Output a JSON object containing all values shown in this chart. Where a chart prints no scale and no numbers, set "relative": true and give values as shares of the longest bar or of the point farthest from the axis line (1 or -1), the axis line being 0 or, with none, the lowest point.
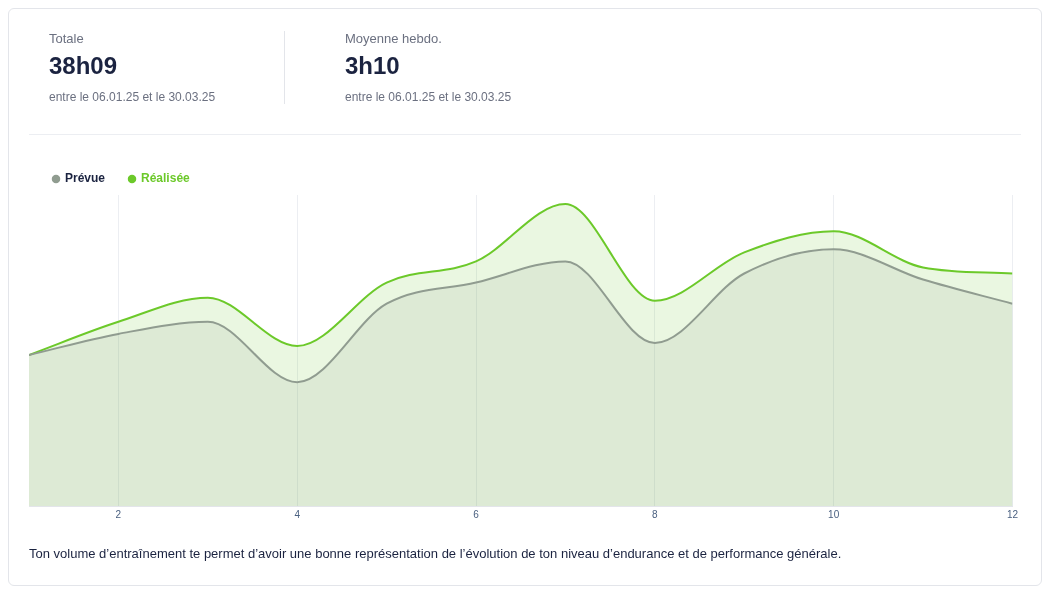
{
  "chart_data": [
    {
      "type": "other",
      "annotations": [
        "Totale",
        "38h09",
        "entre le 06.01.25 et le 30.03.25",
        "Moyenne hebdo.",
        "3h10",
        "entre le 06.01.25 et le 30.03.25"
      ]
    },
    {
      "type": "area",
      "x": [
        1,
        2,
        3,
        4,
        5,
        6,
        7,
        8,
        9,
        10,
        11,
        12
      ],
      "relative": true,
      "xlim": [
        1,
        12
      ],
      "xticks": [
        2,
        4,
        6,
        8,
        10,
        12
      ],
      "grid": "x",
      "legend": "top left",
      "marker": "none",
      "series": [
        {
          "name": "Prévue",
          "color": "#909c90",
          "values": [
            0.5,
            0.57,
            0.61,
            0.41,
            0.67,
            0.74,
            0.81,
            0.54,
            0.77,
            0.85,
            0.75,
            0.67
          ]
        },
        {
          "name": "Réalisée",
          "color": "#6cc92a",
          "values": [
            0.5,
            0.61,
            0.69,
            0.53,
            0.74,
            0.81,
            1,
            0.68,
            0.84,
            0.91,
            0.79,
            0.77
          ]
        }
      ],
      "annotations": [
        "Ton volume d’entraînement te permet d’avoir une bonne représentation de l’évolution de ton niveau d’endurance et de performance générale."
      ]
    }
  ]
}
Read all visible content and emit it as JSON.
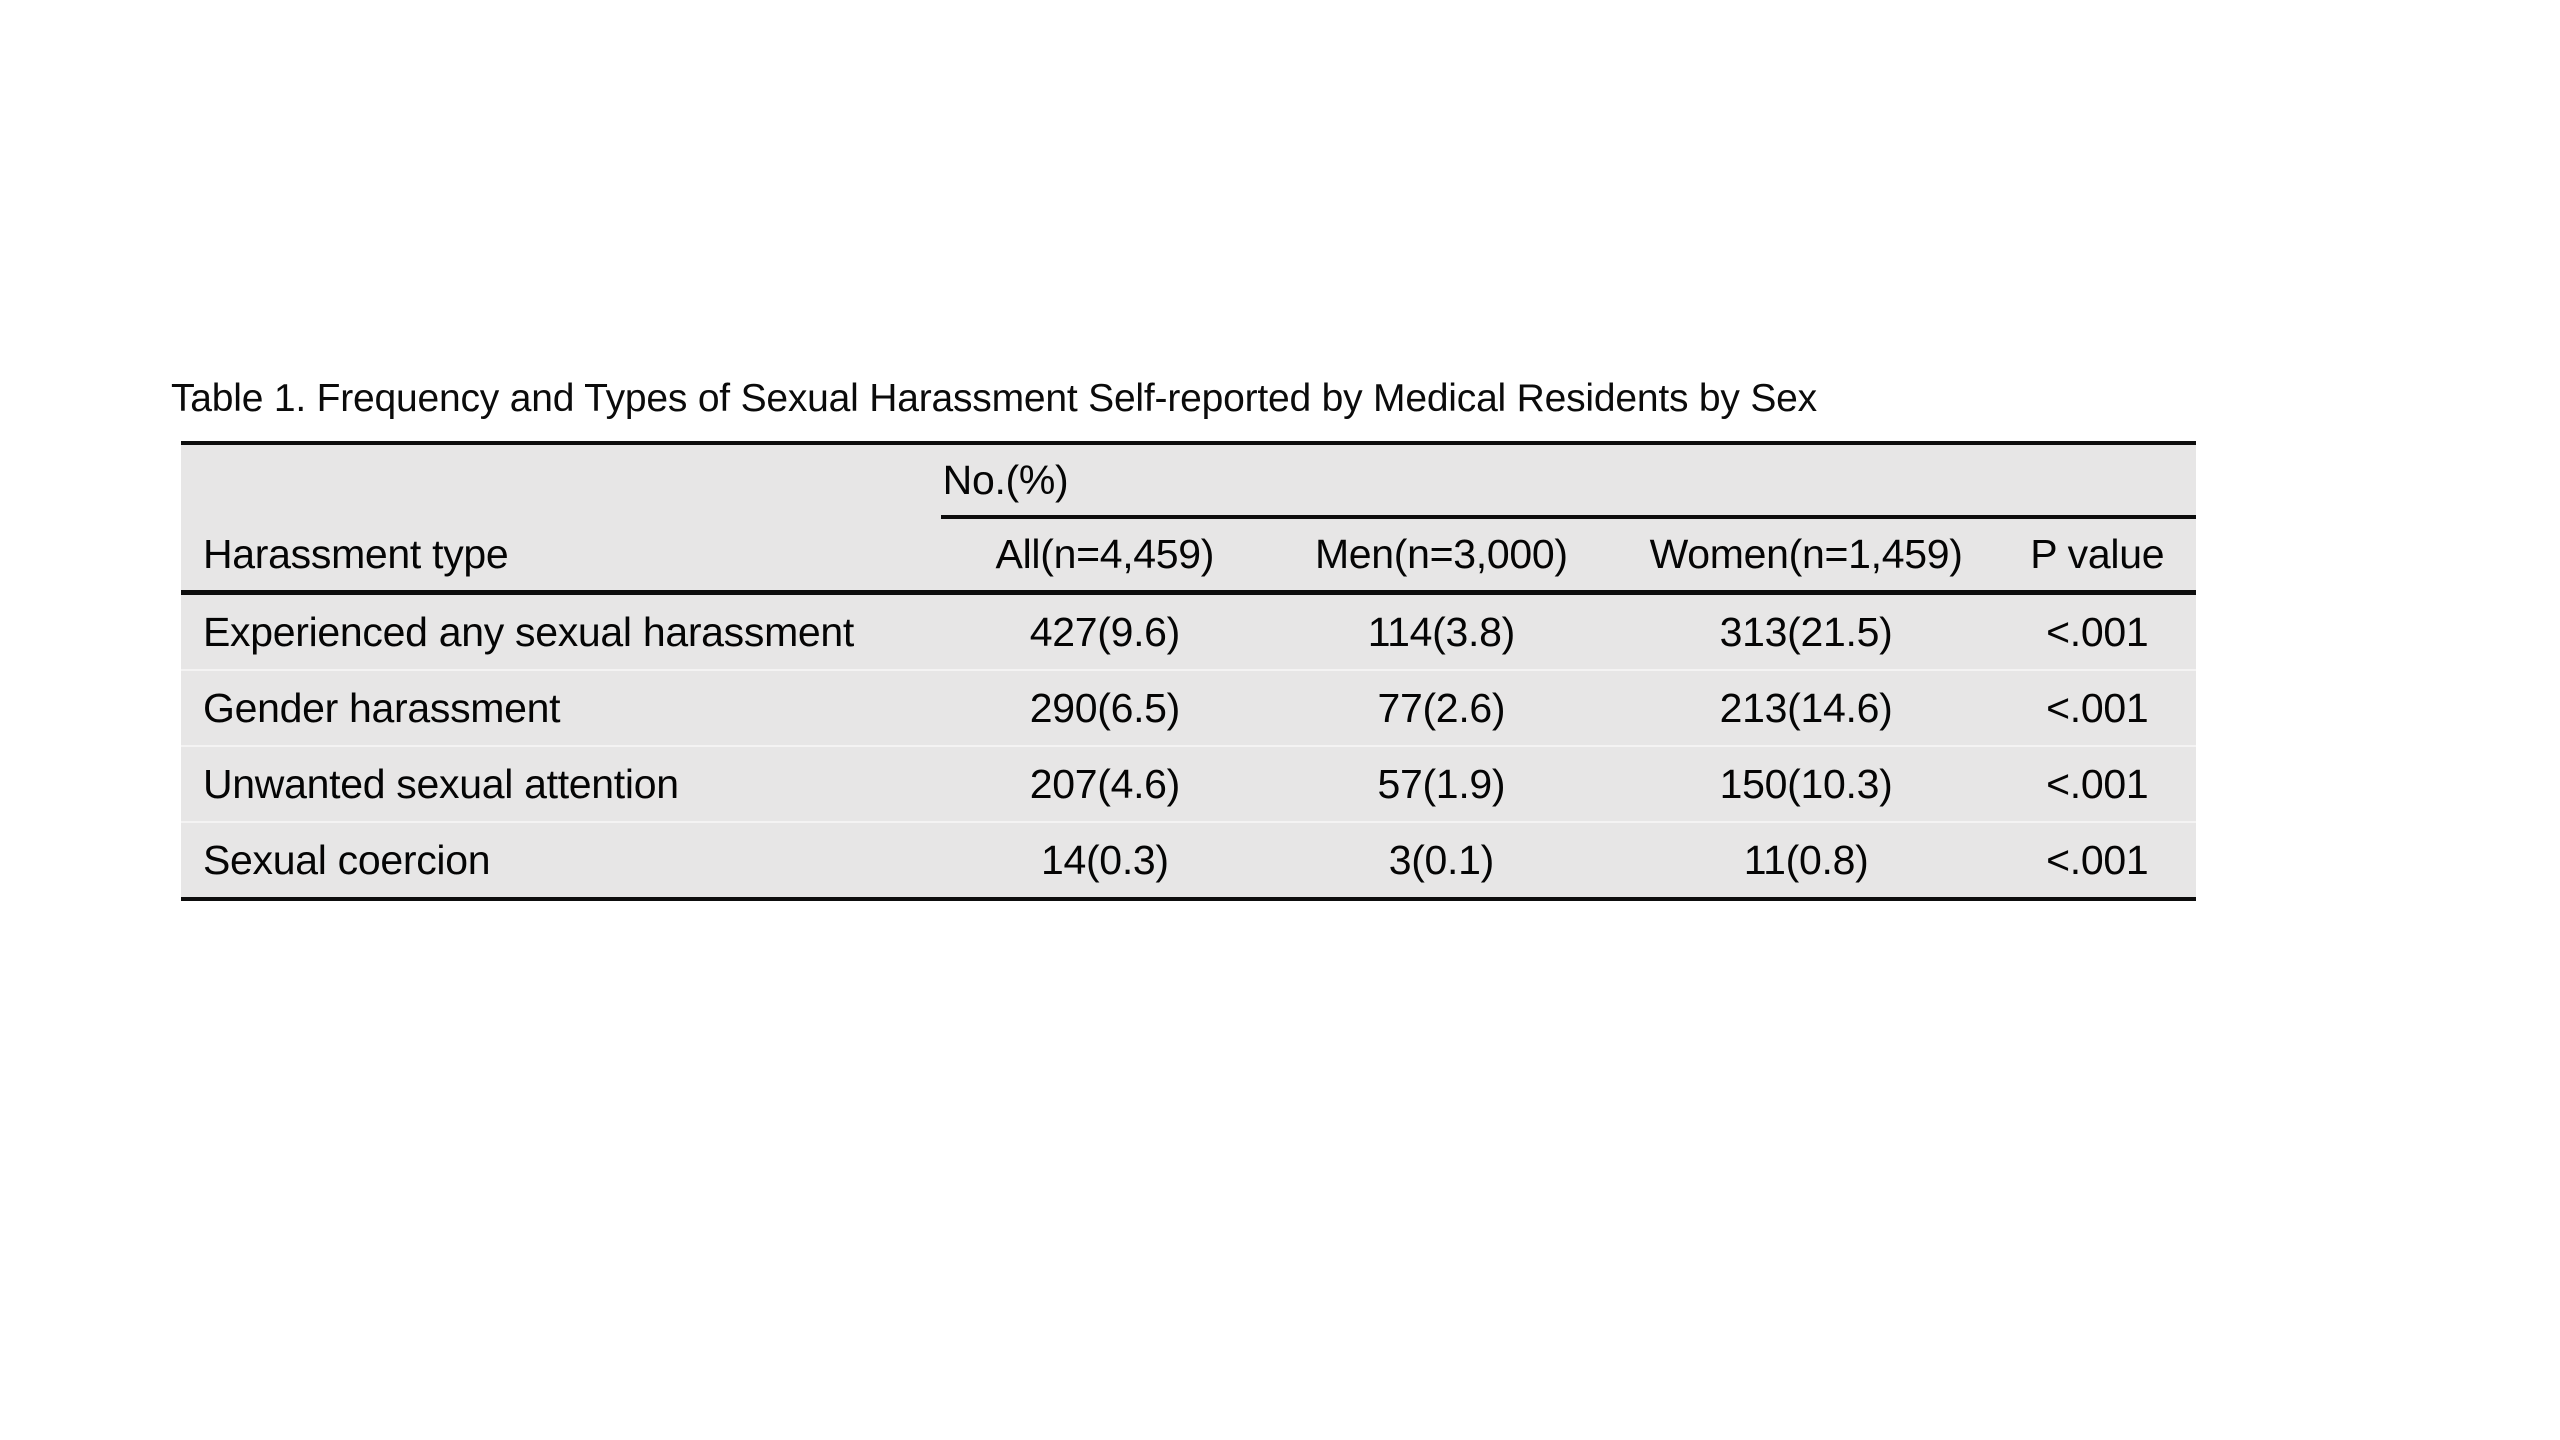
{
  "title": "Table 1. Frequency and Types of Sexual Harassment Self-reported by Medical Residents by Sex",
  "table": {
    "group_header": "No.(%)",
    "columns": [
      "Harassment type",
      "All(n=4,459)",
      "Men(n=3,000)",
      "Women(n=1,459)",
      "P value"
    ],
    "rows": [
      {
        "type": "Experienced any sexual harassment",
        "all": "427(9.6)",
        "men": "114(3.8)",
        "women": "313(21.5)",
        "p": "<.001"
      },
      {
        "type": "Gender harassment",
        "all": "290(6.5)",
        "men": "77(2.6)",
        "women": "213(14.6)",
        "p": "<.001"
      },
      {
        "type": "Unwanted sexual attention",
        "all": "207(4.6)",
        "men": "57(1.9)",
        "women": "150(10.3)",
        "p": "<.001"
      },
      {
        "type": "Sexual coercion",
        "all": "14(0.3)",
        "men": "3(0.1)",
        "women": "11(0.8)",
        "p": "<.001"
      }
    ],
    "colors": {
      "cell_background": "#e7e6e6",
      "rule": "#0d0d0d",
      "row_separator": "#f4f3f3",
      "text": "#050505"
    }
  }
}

********************

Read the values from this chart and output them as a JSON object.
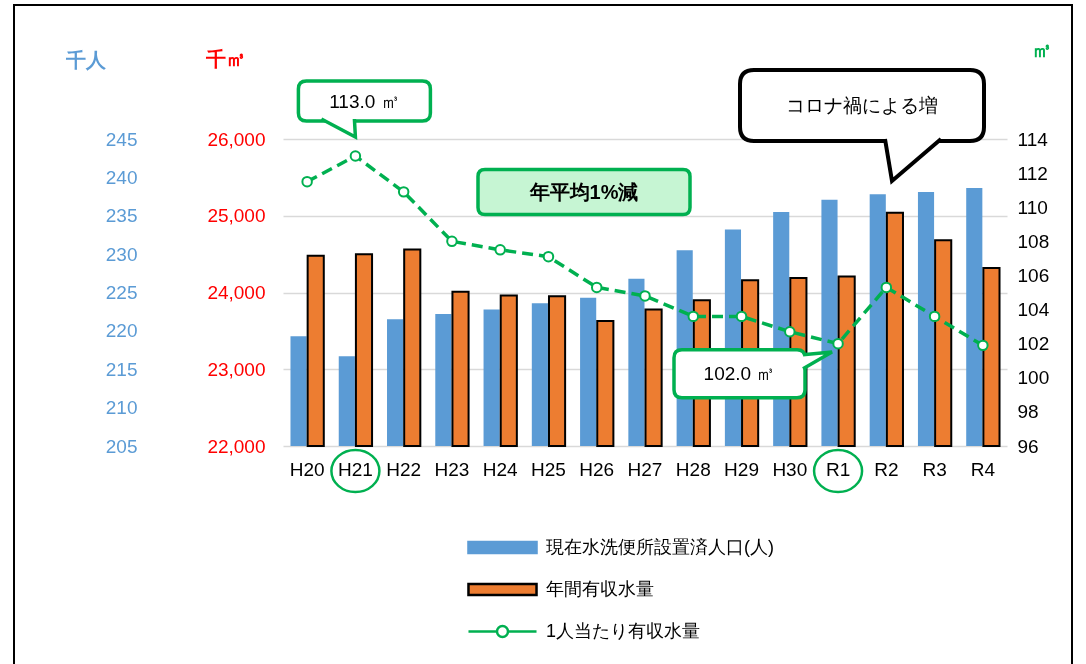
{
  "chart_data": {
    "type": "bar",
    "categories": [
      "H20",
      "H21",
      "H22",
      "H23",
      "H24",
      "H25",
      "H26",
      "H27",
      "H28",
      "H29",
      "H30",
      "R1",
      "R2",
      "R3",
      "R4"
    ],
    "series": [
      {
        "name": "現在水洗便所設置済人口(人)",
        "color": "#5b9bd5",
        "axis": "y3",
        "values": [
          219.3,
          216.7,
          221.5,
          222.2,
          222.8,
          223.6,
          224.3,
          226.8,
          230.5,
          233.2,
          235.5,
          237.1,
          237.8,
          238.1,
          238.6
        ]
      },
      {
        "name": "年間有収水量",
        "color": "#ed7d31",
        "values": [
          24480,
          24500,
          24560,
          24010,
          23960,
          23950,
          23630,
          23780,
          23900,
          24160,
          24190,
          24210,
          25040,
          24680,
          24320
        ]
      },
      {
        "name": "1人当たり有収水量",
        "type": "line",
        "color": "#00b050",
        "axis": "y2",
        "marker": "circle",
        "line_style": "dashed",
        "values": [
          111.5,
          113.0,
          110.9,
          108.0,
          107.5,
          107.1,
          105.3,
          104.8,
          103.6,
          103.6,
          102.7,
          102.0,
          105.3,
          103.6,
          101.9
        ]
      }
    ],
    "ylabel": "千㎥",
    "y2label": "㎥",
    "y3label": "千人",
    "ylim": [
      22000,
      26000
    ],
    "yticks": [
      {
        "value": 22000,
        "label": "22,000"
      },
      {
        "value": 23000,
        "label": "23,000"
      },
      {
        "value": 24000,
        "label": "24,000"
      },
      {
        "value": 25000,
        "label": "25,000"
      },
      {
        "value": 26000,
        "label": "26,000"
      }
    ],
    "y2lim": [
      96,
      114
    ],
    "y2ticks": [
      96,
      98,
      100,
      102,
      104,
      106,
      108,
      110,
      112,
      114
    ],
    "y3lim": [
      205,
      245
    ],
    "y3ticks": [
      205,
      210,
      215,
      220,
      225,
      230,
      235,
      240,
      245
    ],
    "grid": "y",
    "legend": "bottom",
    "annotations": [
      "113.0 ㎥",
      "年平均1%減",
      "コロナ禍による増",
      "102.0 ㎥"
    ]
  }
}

********************

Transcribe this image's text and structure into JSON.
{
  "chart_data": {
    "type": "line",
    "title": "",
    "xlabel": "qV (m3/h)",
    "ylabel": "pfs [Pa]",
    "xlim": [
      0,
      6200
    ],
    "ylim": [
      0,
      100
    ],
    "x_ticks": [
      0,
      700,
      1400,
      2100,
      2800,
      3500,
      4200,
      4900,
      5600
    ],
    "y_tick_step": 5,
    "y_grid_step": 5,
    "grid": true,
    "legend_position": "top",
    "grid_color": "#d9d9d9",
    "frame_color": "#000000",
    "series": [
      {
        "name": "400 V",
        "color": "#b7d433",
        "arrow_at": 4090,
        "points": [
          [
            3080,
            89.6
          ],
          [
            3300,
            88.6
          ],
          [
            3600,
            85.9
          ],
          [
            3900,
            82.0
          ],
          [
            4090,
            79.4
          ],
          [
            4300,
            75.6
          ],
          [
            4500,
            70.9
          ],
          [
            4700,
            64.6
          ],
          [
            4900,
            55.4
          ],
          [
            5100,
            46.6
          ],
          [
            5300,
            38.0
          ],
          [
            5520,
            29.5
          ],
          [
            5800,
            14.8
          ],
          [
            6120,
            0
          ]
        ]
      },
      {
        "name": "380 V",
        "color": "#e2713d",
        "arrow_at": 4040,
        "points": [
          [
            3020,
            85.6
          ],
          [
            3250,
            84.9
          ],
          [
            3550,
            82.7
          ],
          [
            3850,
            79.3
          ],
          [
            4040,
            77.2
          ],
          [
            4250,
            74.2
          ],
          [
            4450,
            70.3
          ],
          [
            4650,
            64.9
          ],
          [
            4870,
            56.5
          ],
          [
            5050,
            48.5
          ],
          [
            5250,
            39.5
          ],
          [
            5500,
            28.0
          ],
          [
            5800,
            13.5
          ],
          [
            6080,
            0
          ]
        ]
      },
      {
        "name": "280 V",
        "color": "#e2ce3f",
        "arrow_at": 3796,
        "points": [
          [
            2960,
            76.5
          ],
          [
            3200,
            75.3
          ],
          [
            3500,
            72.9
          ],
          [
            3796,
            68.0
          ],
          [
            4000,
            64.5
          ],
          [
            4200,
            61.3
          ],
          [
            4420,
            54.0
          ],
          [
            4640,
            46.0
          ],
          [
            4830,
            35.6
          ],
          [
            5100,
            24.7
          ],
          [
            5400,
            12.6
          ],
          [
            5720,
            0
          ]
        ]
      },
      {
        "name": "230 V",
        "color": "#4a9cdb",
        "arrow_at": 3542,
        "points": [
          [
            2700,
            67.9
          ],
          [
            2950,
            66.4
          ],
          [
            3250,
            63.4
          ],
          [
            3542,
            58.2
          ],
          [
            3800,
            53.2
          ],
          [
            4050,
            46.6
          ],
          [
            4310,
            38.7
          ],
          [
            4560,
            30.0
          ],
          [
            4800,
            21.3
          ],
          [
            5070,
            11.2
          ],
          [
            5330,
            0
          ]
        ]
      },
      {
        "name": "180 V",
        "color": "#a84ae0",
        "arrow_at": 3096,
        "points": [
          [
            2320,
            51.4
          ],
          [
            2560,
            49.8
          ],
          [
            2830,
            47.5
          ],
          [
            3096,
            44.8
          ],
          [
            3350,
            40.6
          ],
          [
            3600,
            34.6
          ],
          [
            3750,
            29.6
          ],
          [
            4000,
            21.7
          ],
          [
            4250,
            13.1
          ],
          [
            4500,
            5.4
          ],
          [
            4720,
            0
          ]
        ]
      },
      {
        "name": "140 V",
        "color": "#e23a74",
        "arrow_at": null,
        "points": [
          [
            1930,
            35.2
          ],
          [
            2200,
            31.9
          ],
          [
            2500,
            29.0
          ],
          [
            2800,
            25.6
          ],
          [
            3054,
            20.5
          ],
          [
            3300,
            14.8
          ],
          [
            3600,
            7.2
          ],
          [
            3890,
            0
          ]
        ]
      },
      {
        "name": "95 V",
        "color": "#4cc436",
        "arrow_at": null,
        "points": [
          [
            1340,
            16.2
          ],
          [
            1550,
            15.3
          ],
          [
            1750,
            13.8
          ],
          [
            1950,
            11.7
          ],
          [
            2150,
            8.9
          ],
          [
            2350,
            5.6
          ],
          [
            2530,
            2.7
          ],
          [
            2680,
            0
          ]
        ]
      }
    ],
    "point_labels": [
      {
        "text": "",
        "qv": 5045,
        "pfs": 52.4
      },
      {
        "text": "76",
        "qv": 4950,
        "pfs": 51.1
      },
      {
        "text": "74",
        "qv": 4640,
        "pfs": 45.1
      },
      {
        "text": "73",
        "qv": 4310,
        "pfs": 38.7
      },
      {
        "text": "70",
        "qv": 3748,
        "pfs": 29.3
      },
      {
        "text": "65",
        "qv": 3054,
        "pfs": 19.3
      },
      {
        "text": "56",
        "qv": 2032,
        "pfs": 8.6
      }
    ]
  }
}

********************

* _WHAT YOU SHOULD DO_:
Using the listing above, gather each line that holds the string "JSON" and copy it.

* _THE SOLUTION_:
Output a JSON object containing all values shown in this chart. Where a chart prints no scale and no numbers, set "relative": true and give values as shares of the longest bar or of the point farthest from the axis line (1 or -1), the axis line being 0 or, with none, the lowest point.
Read all visible content and emit it as JSON.
Read the values from this chart and output them as a JSON object.
Transcribe this image's text and structure into JSON.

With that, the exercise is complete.